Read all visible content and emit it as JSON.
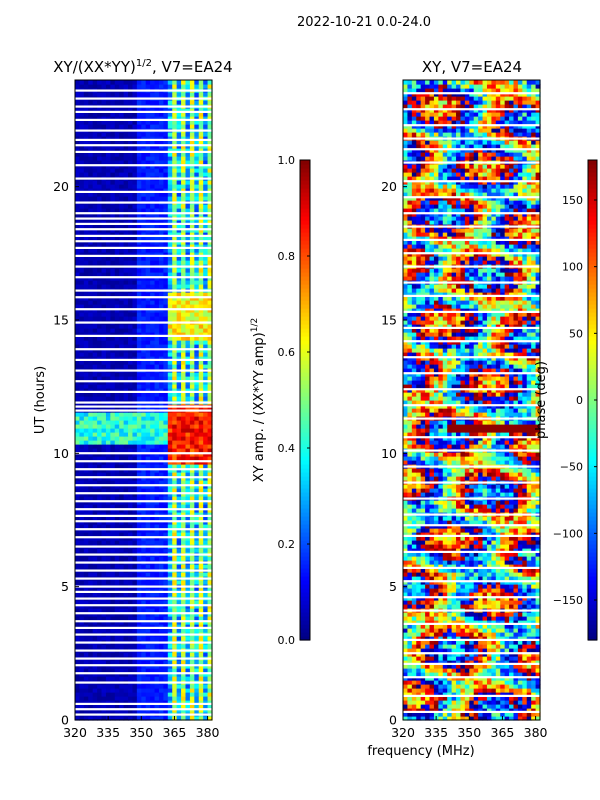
{
  "suptitle": "2022-10-21 0.0-24.0",
  "shared_xlabel": "frequency (MHz)",
  "colors": {
    "jet_stops": [
      "#00007f",
      "#0000ff",
      "#007fff",
      "#00ffff",
      "#7fff7f",
      "#ffff00",
      "#ff7f00",
      "#ff0000",
      "#7f0000"
    ],
    "background": "#ffffff",
    "flag_color": "#ffffff"
  },
  "chart_data": [
    {
      "type": "heatmap",
      "title_main": "XY/(XX*YY)",
      "title_sup": "1/2",
      "title_tail": ", V7=EA24",
      "xlabel": "",
      "ylabel": "UT (hours)",
      "xlim": [
        320,
        382
      ],
      "ylim": [
        0,
        24
      ],
      "xticks": [
        320,
        335,
        350,
        365,
        380
      ],
      "yticks": [
        0,
        5,
        10,
        15,
        20
      ],
      "colorbar": {
        "label": "XY amp. / (XX*YY amp)",
        "label_sup": "1/2",
        "range": [
          0.0,
          1.0
        ],
        "ticks": [
          "0.0",
          "0.2",
          "0.4",
          "0.6",
          "0.8",
          "1.0"
        ],
        "tick_values": [
          0.0,
          0.2,
          0.4,
          0.6,
          0.8,
          1.0
        ]
      },
      "regions": [
        {
          "freq_range": [
            320,
            347
          ],
          "typical_value": 0.05
        },
        {
          "freq_range": [
            347,
            362
          ],
          "typical_value": 0.15
        },
        {
          "freq_range": [
            362,
            382
          ],
          "typical_value": 0.45,
          "periodic_bands": true
        }
      ],
      "features": [
        {
          "time_range": [
            10.3,
            11.5
          ],
          "freq_range": [
            320,
            362
          ],
          "value": 0.4
        },
        {
          "time_range": [
            9.6,
            11.8
          ],
          "freq_range": [
            362,
            382
          ],
          "value": 0.85
        },
        {
          "time_range": [
            14.3,
            16.0
          ],
          "freq_range": [
            362,
            382
          ],
          "value": 0.62
        }
      ],
      "flagged_times": [
        0.2,
        0.4,
        0.6,
        1.4,
        1.75,
        2.05,
        2.3,
        2.6,
        2.9,
        3.2,
        3.45,
        3.7,
        4.0,
        4.3,
        4.55,
        4.8,
        5.0,
        5.3,
        5.6,
        5.9,
        6.2,
        6.5,
        6.85,
        7.15,
        7.45,
        7.65,
        7.9,
        8.2,
        8.5,
        8.8,
        9.1,
        9.4,
        9.7,
        10.0,
        11.6,
        11.75,
        11.9,
        12.3,
        12.7,
        13.1,
        13.5,
        13.9,
        14.4,
        14.9,
        15.4,
        15.85,
        16.1,
        16.6,
        17.0,
        17.4,
        17.7,
        17.95,
        18.15,
        18.4,
        18.6,
        18.8,
        19.0,
        19.4,
        19.8,
        20.3,
        20.8,
        21.3,
        21.55,
        21.75,
        22.1,
        22.5,
        22.8,
        23.0,
        23.3,
        23.6
      ]
    },
    {
      "type": "heatmap",
      "title_main": "XY, V7=EA24",
      "xlabel": "frequency (MHz)",
      "ylabel": "",
      "xlim": [
        320,
        382
      ],
      "ylim": [
        0,
        24
      ],
      "xticks": [
        320,
        335,
        350,
        365,
        380
      ],
      "yticks": [
        0,
        5,
        10,
        15,
        20
      ],
      "colorbar": {
        "label": "phase (deg)",
        "range": [
          -180,
          180
        ],
        "ticks": [
          "−150",
          "−100",
          "−50",
          "0",
          "50",
          "100",
          "150"
        ],
        "tick_values": [
          -150,
          -100,
          -50,
          0,
          50,
          100,
          150
        ]
      },
      "regions": [
        {
          "freq_range": [
            320,
            382
          ],
          "description": "wrapped phase, full range"
        }
      ],
      "features": [
        {
          "time_range": [
            10.8,
            11.1
          ],
          "freq_range": [
            340,
            382
          ],
          "value": 175
        }
      ],
      "flagged_times": [
        0.3,
        0.9,
        1.6,
        2.1,
        2.5,
        3.0,
        3.6,
        4.1,
        4.6,
        5.2,
        5.7,
        6.3,
        6.9,
        7.3,
        7.7,
        8.3,
        8.9,
        9.5,
        10.1,
        10.6,
        11.3,
        11.8,
        12.4,
        13.0,
        13.6,
        14.2,
        14.7,
        15.3,
        15.9,
        16.4,
        17.0,
        17.5,
        18.0,
        18.5,
        19.0,
        19.6,
        20.2,
        20.9,
        21.4,
        21.8,
        22.3,
        22.9,
        23.5
      ]
    }
  ]
}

════

- [STATED TASK]
Go through the listing above and work out how many lines contain the string "ffffff". Reply with the number alone.

- [TASK RESPONSE]
2